**TASK TO COMPLETE:** Return all lines with the word "inserted" in them.

==========

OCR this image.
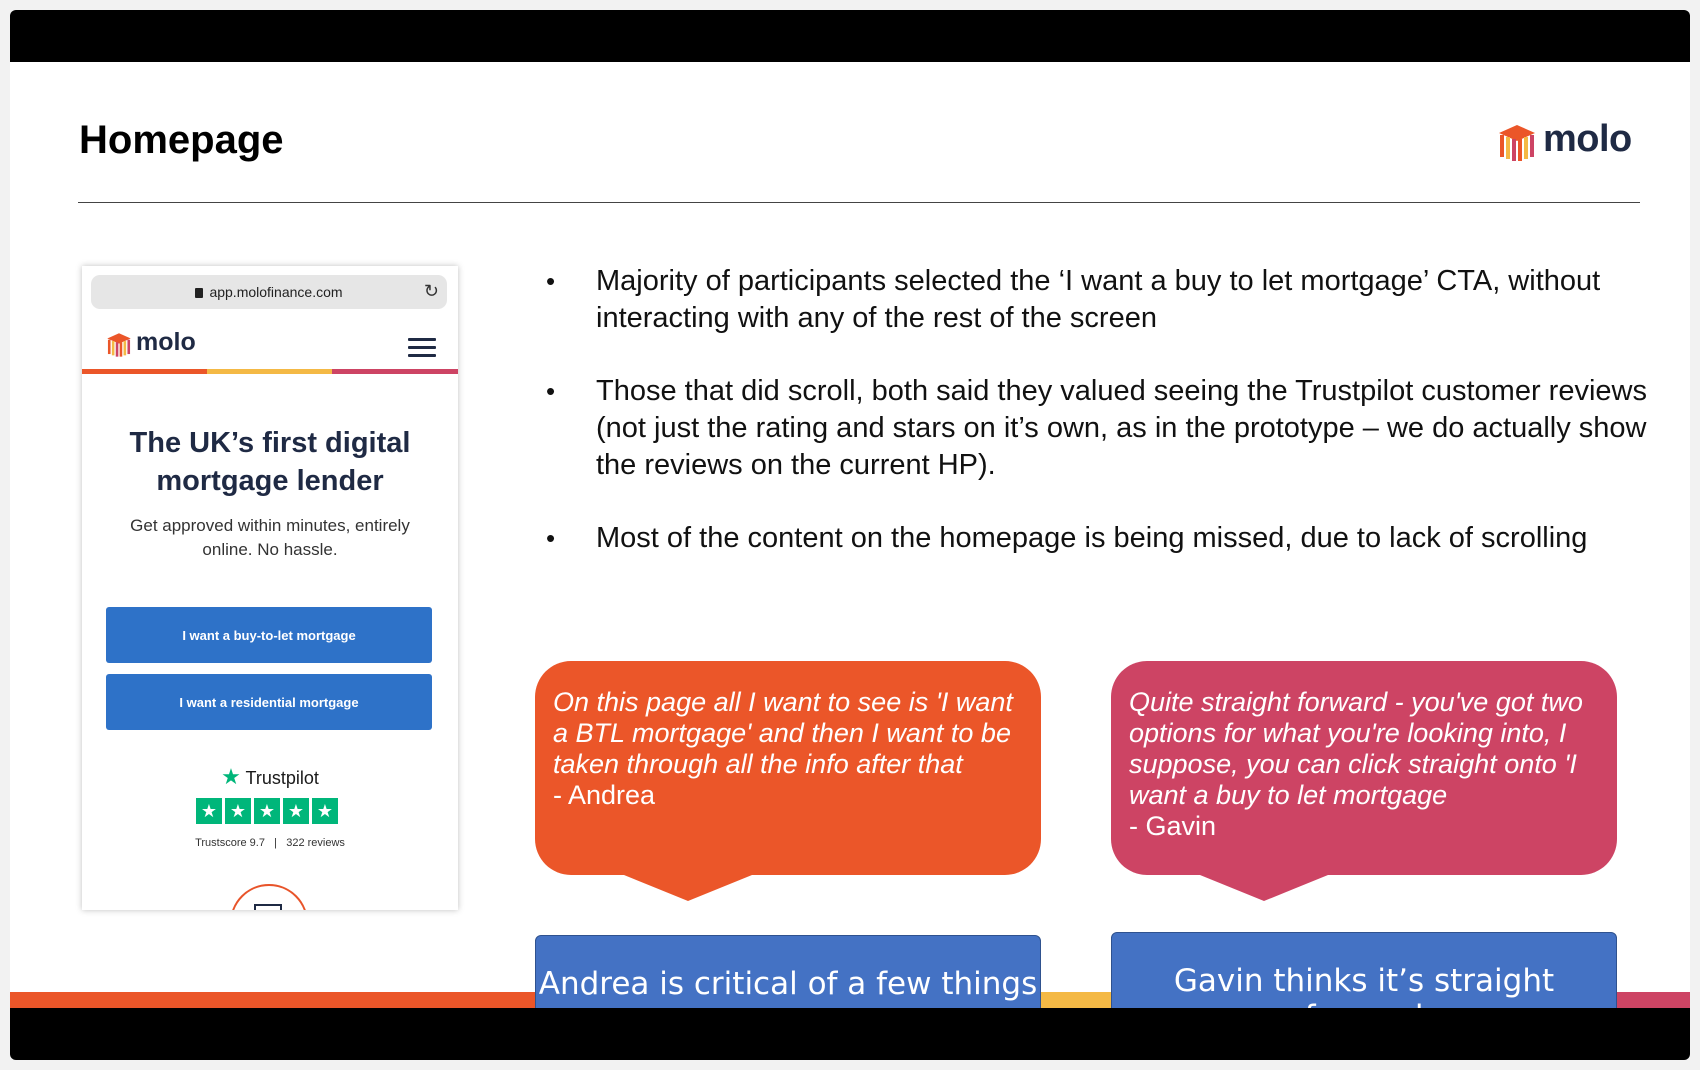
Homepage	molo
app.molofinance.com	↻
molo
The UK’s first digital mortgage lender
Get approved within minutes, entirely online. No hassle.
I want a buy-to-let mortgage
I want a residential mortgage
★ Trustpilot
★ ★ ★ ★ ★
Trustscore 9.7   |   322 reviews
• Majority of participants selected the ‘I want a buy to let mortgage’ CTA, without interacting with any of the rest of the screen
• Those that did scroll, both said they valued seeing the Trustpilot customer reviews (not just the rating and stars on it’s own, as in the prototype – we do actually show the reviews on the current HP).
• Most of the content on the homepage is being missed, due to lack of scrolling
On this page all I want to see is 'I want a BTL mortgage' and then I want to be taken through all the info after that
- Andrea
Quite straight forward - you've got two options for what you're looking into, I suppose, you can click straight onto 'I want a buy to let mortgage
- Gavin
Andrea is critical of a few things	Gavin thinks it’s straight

==========

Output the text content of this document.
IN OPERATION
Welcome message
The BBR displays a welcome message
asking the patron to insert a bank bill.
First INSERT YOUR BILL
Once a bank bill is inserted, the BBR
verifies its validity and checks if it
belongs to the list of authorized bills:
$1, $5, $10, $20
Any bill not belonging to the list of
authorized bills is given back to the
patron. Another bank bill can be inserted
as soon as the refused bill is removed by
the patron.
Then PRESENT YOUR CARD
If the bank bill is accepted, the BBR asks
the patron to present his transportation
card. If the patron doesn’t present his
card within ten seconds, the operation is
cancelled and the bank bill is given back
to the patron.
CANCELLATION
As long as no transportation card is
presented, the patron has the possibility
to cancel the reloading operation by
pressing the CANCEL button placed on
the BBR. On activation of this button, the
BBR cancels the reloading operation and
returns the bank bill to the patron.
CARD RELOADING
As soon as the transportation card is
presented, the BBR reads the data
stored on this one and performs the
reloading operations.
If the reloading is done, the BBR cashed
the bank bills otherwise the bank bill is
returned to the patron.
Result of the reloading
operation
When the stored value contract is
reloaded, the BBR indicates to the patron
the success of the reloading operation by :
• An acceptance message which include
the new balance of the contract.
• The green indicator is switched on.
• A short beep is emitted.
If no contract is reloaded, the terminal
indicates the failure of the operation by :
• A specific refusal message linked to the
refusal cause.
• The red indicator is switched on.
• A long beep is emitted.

==========

**TASK SOLUTION:**
Once a bank bill is inserted, the BBR
patron. Another bank bill can be inserted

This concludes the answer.